* WORK TO BE COMPLETED: Gather all lines from the material that contain the word "close".

Stored data:
** BEGIN **

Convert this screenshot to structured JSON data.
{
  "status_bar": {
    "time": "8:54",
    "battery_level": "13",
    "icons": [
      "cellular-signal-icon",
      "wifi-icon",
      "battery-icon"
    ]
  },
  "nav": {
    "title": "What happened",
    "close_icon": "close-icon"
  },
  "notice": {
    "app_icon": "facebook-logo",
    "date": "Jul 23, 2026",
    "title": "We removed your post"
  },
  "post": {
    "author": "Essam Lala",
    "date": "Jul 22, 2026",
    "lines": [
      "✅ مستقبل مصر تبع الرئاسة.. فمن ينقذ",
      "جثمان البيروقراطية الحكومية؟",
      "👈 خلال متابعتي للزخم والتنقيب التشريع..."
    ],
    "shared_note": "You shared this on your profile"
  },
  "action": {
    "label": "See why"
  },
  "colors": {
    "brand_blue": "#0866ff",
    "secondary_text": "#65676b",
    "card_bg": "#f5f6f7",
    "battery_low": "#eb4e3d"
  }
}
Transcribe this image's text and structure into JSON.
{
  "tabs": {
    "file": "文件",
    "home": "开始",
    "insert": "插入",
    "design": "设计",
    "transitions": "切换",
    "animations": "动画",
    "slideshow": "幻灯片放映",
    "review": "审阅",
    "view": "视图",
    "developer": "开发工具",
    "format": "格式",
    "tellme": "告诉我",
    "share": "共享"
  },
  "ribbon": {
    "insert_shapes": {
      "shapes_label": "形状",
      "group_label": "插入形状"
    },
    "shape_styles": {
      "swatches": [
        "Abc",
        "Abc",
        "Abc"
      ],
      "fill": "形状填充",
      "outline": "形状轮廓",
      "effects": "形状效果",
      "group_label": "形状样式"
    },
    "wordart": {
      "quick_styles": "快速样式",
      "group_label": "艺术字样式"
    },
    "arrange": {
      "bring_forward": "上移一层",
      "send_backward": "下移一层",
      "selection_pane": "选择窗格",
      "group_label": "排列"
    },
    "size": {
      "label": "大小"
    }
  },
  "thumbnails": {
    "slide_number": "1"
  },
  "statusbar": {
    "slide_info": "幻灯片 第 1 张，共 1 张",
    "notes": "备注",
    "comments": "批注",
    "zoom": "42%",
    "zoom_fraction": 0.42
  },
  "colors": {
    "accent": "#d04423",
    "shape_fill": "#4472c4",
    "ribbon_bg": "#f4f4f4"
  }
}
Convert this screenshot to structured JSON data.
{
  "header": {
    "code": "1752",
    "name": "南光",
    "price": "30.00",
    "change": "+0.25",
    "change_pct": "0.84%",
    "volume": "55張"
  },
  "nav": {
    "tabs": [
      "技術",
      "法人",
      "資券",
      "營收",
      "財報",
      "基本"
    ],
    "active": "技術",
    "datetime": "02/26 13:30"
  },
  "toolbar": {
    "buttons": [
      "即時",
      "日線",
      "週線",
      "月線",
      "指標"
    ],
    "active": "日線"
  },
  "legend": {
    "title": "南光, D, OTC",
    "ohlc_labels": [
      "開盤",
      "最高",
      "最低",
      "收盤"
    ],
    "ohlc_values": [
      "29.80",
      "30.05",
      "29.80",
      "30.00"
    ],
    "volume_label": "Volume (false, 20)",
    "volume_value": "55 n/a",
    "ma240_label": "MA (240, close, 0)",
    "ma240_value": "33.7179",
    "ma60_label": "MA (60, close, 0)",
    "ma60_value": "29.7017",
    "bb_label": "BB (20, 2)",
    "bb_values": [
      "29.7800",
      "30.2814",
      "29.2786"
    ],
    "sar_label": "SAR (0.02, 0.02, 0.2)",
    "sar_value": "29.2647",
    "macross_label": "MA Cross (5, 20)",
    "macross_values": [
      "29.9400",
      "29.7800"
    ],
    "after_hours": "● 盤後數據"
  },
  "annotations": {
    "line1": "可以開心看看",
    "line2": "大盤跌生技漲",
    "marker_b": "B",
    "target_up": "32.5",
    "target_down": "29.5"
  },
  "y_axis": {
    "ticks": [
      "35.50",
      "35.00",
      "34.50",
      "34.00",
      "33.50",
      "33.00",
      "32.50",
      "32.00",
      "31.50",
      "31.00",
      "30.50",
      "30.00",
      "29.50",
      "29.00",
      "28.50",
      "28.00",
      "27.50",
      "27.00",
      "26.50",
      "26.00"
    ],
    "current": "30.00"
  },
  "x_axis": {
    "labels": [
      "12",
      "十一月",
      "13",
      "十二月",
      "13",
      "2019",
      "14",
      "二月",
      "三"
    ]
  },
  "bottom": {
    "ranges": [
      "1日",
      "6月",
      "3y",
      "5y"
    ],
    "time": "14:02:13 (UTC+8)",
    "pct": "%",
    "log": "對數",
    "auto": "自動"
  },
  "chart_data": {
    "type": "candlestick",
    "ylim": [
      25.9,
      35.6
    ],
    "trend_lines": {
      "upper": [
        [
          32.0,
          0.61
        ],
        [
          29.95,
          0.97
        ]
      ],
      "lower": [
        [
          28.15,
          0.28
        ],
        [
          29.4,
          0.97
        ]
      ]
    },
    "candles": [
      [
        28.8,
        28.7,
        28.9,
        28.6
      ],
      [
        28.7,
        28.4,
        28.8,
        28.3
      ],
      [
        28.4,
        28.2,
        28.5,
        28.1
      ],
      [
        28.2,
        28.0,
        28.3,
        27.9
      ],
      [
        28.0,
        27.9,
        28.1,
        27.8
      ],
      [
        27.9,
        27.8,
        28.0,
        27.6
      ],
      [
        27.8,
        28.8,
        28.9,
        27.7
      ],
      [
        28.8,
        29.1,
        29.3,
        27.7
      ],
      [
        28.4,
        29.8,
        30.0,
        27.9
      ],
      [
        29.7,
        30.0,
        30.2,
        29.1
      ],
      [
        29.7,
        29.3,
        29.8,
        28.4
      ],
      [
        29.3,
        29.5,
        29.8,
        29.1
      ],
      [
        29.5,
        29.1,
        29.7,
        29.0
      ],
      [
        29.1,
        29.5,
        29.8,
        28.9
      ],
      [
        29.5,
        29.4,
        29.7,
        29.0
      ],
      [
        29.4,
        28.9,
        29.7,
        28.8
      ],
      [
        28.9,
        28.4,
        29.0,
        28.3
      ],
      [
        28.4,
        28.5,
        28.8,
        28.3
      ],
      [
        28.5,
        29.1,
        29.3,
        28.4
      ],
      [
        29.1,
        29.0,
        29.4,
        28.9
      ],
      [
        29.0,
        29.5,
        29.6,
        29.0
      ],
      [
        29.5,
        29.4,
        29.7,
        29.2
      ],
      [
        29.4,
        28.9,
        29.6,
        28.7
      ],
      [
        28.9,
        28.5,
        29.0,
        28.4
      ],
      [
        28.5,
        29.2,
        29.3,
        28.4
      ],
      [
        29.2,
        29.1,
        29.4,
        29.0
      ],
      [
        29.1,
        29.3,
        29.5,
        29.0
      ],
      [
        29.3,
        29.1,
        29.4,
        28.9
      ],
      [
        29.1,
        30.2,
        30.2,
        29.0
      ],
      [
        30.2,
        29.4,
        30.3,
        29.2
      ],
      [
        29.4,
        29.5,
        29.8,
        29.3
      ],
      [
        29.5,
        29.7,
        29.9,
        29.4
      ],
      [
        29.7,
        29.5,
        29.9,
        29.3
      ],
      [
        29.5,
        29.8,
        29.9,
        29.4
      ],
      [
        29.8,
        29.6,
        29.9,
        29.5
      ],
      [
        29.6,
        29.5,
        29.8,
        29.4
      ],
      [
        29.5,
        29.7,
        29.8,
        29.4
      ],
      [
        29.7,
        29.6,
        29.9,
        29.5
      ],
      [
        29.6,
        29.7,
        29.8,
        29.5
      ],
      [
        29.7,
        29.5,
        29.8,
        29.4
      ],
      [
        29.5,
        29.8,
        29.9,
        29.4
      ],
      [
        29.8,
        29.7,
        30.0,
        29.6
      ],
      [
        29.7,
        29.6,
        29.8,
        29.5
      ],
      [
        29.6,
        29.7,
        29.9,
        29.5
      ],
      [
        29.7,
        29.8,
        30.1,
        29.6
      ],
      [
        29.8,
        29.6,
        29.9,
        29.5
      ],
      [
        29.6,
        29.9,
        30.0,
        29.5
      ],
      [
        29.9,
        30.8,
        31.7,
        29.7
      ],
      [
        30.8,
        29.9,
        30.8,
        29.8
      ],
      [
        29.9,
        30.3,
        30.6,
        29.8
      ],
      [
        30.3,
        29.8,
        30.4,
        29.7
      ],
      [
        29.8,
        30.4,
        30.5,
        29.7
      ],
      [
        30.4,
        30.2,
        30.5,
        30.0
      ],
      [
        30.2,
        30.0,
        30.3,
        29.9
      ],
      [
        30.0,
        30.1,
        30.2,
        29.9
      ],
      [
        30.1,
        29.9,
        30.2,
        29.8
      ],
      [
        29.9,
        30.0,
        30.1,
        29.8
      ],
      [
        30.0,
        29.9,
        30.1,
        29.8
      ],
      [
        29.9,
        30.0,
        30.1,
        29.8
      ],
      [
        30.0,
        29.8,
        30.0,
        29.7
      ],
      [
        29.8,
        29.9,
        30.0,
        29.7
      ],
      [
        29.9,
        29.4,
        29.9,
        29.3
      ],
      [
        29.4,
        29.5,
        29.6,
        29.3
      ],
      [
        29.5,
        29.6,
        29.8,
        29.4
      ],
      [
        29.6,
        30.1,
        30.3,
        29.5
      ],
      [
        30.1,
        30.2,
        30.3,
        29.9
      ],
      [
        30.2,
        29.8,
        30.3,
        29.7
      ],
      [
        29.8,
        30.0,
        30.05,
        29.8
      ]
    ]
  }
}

** END **

* FINISHED TASK:
    "close_icon": "close-icon"
    "ma240_label": "MA (240, close, 0)",
    "ma60_label": "MA (60, close, 0)",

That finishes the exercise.